## PROBLEM TO WORK ON:
Show every line of the records below that contains the word "rain".

******

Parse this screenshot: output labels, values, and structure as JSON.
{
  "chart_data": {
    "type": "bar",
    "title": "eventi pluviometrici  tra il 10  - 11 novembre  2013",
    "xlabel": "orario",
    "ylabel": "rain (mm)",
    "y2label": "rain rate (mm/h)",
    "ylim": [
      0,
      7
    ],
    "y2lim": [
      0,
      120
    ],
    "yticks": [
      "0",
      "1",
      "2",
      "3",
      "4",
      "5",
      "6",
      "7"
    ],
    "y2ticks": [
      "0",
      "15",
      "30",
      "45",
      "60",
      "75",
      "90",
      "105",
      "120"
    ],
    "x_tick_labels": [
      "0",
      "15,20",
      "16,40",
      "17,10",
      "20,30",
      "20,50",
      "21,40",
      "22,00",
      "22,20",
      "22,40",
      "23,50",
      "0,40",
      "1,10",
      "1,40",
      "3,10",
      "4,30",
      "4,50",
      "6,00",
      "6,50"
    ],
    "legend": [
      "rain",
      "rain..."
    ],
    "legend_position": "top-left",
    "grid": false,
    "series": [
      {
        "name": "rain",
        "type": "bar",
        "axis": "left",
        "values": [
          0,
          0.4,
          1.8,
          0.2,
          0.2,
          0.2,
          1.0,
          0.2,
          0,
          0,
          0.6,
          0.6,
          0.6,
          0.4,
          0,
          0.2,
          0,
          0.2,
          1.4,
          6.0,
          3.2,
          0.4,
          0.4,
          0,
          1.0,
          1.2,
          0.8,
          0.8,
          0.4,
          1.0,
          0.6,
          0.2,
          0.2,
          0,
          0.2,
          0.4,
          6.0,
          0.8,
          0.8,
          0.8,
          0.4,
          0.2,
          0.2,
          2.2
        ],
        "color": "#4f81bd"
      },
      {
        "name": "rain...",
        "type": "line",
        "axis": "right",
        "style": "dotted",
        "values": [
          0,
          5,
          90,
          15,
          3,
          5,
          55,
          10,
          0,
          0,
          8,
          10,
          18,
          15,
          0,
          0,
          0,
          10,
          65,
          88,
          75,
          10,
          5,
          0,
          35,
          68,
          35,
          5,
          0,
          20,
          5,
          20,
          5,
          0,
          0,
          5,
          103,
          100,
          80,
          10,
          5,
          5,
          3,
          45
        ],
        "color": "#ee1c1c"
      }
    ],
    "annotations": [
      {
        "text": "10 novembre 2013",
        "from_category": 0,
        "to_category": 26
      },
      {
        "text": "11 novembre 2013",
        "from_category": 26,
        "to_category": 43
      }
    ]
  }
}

******

## RESPONSE BELOW:
    "ylabel": "rain (mm)",
    "y2label": "rain rate (mm/h)",
      "rain",
      "rain..."
        "name": "rain",
        "name": "rain...",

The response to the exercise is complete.